**Exercise**
Give back the records below exactly, every one, with no pictures.

**Dataset excerpts**
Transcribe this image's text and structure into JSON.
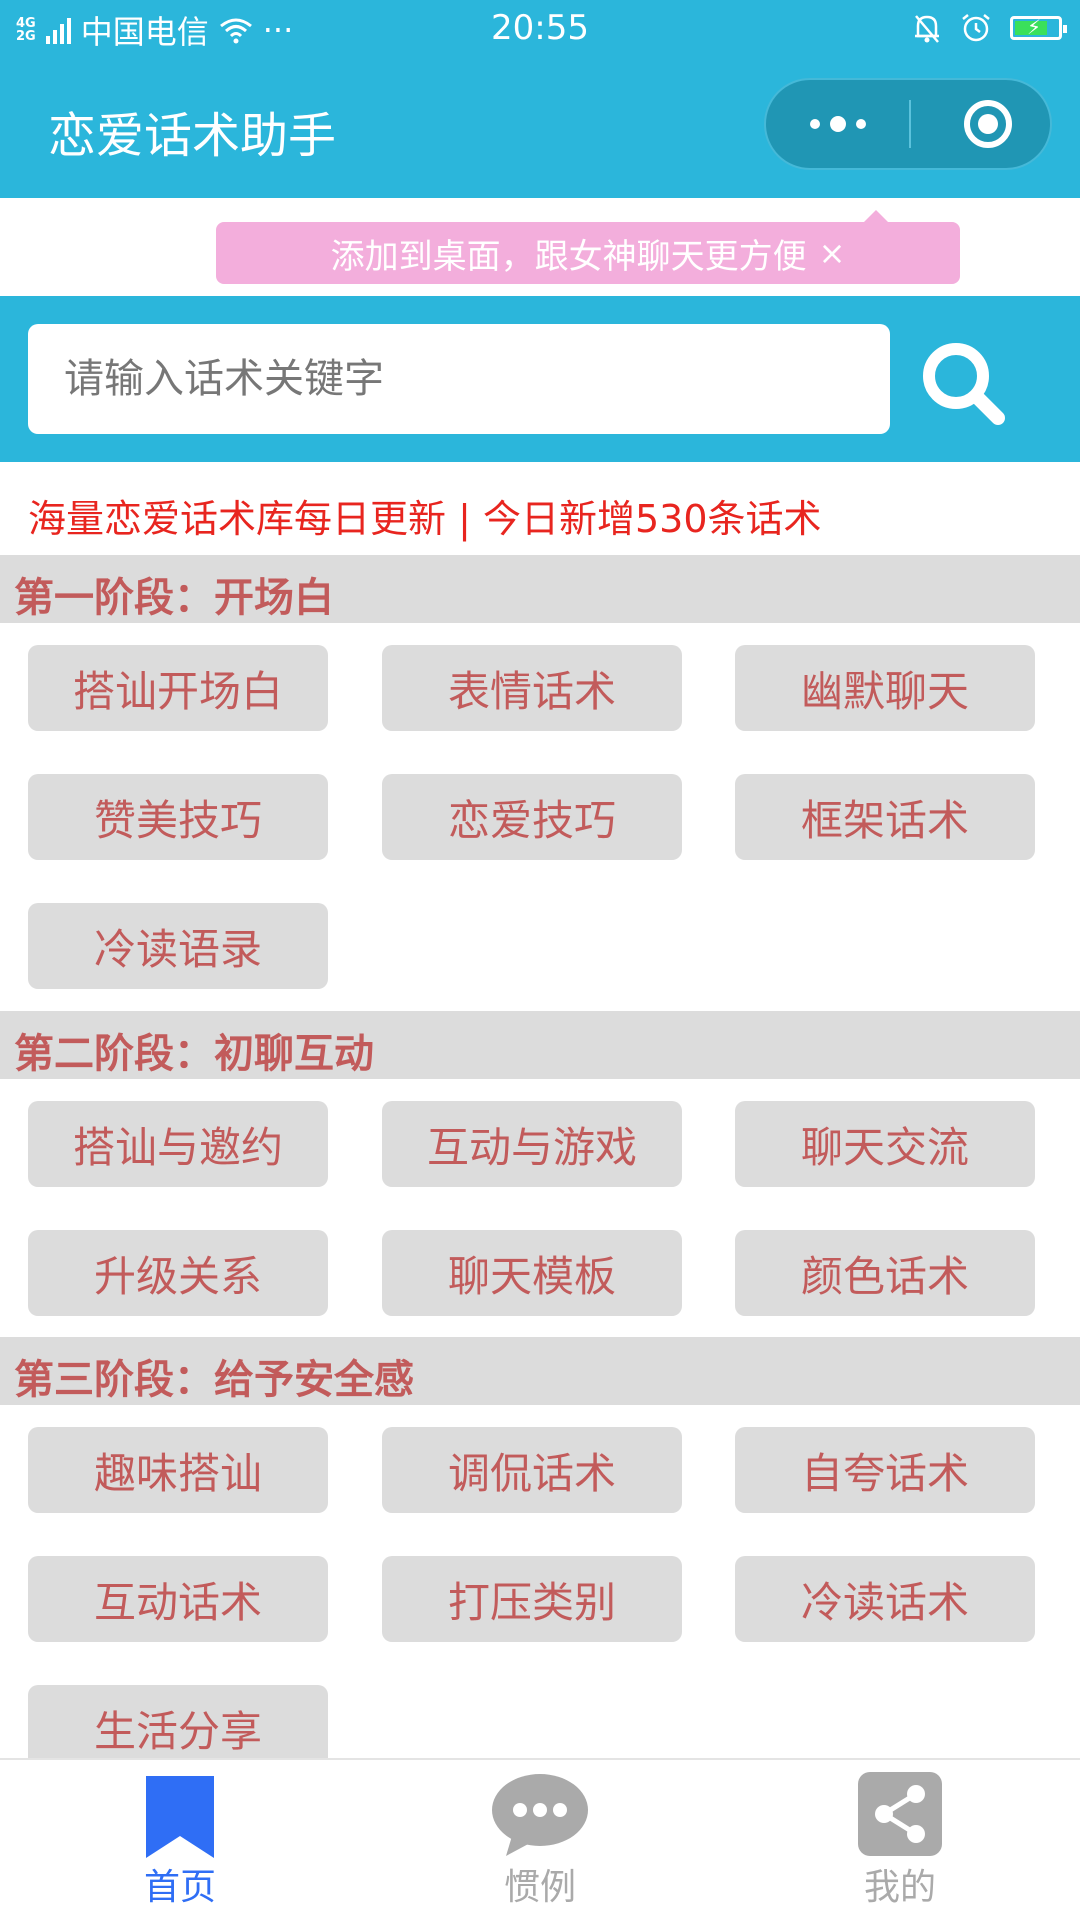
{
  "status": {
    "network_top": "4G",
    "network_bottom": "2G",
    "carrier": "中国电信",
    "more": "···",
    "time": "20:55"
  },
  "header": {
    "title": "恋爱话术助手"
  },
  "tip": {
    "text": "添加到桌面，跟女神聊天更方便",
    "close": "×"
  },
  "search": {
    "placeholder": "请输入话术关键字"
  },
  "notice": "海量恋爱话术库每日更新 | 今日新增530条话术",
  "sections": [
    {
      "title": "第一阶段：开场白",
      "items": [
        "搭讪开场白",
        "表情话术",
        "幽默聊天",
        "赞美技巧",
        "恋爱技巧",
        "框架话术",
        "冷读语录"
      ]
    },
    {
      "title": "第二阶段：初聊互动",
      "items": [
        "搭讪与邀约",
        "互动与游戏",
        "聊天交流",
        "升级关系",
        "聊天模板",
        "颜色话术"
      ]
    },
    {
      "title": "第三阶段：给予安全感",
      "items": [
        "趣味搭讪",
        "调侃话术",
        "自夸话术",
        "互动话术",
        "打压类别",
        "冷读话术",
        "生活分享"
      ]
    }
  ],
  "tabbar": {
    "tabs": [
      {
        "label": "首页",
        "active": true
      },
      {
        "label": "惯例",
        "active": false
      },
      {
        "label": "我的",
        "active": false
      }
    ],
    "active_color": "#2f6ef5",
    "inactive_color": "#aaaaaa"
  },
  "colors": {
    "primary": "#2bb6db",
    "tag_bg": "#dcdcdc",
    "tag_text": "#c25b5b",
    "notice": "#e8251f",
    "tip_bg": "#f3aedc"
  }
}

**Result of this task**
Transcribe this image's text and structure into JSON.
{
  "status": {
    "network_top": "4G",
    "network_bottom": "2G",
    "carrier": "中国电信",
    "more": "···",
    "time": "20:55"
  },
  "header": {
    "title": "恋爱话术助手"
  },
  "tip": {
    "text": "添加到桌面，跟女神聊天更方便",
    "close": "×"
  },
  "search": {
    "placeholder": "请输入话术关键字"
  },
  "notice": "海量恋爱话术库每日更新 | 今日新增530条话术",
  "sections": [
    {
      "title": "第一阶段：开场白",
      "items": [
        "搭讪开场白",
        "表情话术",
        "幽默聊天",
        "赞美技巧",
        "恋爱技巧",
        "框架话术",
        "冷读语录"
      ]
    },
    {
      "title": "第二阶段：初聊互动",
      "items": [
        "搭讪与邀约",
        "互动与游戏",
        "聊天交流",
        "升级关系",
        "聊天模板",
        "颜色话术"
      ]
    },
    {
      "title": "第三阶段：给予安全感",
      "items": [
        "趣味搭讪",
        "调侃话术",
        "自夸话术",
        "互动话术",
        "打压类别",
        "冷读话术",
        "生活分享"
      ]
    }
  ],
  "tabbar": {
    "tabs": [
      {
        "label": "首页",
        "active": true
      },
      {
        "label": "惯例",
        "active": false
      },
      {
        "label": "我的",
        "active": false
      }
    ],
    "active_color": "#2f6ef5",
    "inactive_color": "#aaaaaa"
  },
  "colors": {
    "primary": "#2bb6db",
    "tag_bg": "#dcdcdc",
    "tag_text": "#c25b5b",
    "notice": "#e8251f",
    "tip_bg": "#f3aedc"
  }
}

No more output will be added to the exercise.